## EXERCISE TASK
Reply with the count of lines holding "CloudWatch", nothing more.

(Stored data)
----

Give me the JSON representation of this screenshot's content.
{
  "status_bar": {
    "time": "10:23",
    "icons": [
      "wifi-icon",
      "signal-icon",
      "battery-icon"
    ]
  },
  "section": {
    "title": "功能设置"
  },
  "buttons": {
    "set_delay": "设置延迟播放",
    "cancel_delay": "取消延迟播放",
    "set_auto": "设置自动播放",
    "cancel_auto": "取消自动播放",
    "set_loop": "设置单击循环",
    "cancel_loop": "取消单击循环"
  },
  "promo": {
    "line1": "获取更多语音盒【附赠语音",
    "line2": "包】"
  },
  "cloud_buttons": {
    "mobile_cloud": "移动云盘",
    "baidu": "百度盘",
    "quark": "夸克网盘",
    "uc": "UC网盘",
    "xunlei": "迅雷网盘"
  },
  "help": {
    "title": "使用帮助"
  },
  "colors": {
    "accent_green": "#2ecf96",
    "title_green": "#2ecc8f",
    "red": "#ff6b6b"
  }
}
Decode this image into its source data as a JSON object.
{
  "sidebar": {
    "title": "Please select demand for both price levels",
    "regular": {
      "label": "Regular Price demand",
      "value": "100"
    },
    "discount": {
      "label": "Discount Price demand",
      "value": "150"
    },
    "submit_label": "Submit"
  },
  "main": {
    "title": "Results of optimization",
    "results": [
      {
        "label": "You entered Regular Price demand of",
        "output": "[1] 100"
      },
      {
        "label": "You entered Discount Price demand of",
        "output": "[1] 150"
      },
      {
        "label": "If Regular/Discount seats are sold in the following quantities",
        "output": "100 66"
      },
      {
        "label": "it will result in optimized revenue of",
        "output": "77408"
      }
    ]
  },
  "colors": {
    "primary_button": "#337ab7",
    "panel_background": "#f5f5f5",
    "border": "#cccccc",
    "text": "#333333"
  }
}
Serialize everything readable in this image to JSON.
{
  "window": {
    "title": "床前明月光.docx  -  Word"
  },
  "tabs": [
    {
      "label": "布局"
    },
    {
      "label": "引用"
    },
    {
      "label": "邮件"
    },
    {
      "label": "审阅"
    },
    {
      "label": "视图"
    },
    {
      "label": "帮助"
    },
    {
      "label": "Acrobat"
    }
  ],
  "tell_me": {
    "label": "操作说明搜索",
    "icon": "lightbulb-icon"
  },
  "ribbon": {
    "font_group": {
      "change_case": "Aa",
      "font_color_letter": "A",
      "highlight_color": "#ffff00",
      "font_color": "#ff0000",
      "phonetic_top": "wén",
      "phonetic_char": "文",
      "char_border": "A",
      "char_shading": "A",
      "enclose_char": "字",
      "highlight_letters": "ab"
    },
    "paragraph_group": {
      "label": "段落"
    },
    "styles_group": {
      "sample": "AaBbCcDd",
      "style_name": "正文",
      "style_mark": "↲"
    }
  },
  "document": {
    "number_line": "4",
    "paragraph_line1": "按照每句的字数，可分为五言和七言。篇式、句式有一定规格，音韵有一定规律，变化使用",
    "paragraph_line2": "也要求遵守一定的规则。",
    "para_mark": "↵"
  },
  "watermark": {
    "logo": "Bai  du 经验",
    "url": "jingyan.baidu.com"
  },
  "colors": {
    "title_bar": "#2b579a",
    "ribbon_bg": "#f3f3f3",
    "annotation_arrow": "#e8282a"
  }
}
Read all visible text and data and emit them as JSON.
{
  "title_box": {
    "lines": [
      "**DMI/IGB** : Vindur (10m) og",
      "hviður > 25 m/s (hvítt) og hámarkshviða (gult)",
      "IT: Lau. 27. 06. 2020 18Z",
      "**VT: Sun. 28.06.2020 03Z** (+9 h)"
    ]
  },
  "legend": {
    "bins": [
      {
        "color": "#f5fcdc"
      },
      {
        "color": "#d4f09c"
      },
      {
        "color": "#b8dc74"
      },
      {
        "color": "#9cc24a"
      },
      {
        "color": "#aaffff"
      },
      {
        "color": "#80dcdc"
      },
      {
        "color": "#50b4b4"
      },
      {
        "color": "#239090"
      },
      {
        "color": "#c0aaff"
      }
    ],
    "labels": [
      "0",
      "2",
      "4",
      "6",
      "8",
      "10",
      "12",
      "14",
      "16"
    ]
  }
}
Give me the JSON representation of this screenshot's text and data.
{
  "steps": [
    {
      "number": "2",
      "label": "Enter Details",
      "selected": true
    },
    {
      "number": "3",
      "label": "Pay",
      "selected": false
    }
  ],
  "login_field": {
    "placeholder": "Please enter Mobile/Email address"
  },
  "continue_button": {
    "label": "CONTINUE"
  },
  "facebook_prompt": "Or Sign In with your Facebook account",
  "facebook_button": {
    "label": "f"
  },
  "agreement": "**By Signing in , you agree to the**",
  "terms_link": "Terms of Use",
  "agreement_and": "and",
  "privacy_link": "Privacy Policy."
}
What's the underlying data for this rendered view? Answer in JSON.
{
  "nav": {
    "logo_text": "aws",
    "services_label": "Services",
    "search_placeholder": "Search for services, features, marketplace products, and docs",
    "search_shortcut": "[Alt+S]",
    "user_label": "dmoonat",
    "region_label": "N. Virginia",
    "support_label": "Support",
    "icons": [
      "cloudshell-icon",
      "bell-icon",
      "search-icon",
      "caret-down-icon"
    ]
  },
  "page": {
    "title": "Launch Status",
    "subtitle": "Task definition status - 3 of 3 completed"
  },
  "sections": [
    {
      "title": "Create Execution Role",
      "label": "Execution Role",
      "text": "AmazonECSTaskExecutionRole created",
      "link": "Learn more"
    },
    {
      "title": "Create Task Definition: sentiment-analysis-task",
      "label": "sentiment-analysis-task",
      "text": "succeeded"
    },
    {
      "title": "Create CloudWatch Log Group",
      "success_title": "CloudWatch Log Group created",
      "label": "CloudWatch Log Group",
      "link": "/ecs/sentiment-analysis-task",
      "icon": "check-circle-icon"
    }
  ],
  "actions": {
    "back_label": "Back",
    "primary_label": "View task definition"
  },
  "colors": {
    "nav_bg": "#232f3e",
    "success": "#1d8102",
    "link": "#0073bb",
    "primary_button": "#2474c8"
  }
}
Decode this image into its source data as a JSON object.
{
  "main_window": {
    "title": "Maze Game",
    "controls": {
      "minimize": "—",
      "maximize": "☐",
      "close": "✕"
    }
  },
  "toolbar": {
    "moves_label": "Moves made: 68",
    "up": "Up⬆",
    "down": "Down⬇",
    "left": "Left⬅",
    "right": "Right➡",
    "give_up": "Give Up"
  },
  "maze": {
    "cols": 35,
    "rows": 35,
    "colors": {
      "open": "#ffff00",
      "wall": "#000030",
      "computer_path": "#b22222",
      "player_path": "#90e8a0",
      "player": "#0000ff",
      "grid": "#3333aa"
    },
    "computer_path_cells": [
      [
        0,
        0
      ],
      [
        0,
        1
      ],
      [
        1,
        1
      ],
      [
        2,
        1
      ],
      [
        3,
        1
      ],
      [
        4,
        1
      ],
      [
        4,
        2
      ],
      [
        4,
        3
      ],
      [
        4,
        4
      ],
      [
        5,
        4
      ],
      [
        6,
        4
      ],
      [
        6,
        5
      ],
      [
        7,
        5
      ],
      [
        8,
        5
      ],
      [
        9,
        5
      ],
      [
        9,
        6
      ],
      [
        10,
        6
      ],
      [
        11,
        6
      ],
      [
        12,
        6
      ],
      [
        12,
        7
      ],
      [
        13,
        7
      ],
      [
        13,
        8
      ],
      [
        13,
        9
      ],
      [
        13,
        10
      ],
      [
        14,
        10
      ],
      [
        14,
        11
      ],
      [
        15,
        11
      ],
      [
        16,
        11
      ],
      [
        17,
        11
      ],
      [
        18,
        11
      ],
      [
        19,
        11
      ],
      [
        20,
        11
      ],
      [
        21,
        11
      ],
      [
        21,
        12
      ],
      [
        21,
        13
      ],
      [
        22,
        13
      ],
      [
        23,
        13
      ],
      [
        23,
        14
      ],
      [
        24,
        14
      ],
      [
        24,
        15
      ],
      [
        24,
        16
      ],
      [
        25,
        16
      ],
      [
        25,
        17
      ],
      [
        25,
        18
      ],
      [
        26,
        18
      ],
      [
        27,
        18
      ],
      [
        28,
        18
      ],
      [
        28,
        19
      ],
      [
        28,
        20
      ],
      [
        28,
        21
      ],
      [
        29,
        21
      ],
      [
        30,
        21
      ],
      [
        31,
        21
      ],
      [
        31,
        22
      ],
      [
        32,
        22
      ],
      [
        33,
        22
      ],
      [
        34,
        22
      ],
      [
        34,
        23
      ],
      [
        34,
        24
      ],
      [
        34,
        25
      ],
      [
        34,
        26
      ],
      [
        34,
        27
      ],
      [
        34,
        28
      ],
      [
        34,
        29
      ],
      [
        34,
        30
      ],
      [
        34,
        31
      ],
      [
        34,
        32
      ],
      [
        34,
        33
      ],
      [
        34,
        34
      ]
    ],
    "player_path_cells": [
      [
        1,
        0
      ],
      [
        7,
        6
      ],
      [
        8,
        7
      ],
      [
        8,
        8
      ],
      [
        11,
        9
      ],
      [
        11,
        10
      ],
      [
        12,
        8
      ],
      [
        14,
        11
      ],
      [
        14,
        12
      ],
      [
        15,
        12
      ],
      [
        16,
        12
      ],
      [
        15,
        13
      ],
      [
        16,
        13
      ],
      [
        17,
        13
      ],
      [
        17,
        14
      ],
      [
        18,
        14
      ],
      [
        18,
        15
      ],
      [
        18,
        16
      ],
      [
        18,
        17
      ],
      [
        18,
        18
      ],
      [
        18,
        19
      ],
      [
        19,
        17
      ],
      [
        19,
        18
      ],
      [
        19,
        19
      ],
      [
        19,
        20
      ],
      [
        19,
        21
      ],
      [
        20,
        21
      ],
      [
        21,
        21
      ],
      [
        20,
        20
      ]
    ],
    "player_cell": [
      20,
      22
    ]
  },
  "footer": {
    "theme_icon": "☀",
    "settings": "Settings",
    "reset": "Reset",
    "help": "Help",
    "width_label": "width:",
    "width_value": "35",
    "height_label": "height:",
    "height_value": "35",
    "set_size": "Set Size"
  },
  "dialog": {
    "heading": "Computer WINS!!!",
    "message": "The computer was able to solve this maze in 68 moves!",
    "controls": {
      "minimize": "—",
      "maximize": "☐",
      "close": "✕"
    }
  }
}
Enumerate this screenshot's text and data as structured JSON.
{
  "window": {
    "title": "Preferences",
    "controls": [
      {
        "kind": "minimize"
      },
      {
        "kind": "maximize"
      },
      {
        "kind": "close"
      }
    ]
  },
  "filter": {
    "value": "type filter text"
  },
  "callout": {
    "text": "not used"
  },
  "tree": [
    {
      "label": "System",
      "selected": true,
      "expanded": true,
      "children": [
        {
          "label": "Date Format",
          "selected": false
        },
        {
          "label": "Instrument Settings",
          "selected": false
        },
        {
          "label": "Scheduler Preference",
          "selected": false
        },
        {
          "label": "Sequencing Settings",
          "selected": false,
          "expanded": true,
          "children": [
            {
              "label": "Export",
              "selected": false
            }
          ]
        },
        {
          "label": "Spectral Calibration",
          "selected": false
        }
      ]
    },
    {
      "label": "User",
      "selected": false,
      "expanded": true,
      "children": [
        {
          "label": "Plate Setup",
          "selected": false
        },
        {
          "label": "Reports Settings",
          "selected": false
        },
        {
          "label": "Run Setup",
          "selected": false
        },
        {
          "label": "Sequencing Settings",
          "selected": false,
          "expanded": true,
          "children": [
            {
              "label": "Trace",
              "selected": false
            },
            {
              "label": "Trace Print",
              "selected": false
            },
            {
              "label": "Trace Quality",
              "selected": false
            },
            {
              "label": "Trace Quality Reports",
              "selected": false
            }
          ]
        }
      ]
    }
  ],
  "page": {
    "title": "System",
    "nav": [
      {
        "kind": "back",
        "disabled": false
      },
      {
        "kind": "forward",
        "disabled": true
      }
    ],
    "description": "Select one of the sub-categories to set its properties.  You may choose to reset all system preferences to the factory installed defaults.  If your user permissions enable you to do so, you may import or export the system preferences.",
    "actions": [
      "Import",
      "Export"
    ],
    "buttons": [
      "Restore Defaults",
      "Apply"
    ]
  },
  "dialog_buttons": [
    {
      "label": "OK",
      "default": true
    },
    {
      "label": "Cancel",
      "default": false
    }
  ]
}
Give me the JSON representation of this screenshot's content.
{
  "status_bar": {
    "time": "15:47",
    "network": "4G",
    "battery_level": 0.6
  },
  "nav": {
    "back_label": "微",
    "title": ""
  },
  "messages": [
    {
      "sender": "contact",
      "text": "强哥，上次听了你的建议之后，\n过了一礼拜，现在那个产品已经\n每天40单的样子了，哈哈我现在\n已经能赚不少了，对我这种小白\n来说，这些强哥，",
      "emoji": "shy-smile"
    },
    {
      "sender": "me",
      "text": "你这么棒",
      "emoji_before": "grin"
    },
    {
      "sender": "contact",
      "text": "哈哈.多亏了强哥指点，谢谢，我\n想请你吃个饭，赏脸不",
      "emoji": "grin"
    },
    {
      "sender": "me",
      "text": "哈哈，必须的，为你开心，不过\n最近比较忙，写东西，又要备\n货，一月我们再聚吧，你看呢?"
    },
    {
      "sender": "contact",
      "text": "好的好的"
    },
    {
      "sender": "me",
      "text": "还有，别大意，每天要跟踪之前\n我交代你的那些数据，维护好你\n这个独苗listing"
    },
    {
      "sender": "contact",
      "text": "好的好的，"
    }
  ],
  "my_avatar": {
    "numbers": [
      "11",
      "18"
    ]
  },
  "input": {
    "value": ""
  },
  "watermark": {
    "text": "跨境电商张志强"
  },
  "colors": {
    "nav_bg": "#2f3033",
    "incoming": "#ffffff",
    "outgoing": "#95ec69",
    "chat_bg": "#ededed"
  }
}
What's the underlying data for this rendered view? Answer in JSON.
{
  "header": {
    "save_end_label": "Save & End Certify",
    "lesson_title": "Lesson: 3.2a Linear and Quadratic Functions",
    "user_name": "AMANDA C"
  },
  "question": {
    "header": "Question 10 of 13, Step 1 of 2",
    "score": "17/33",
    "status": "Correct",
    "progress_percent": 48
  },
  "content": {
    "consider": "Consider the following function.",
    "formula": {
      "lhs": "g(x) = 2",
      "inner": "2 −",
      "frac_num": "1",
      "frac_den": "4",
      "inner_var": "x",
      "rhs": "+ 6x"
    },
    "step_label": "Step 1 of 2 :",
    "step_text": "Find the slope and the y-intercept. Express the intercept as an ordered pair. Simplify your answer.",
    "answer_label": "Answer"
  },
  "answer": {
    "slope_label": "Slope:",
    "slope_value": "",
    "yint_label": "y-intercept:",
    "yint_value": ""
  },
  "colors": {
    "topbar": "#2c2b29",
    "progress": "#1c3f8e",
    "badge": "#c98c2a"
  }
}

----

## FINAL RESULT
3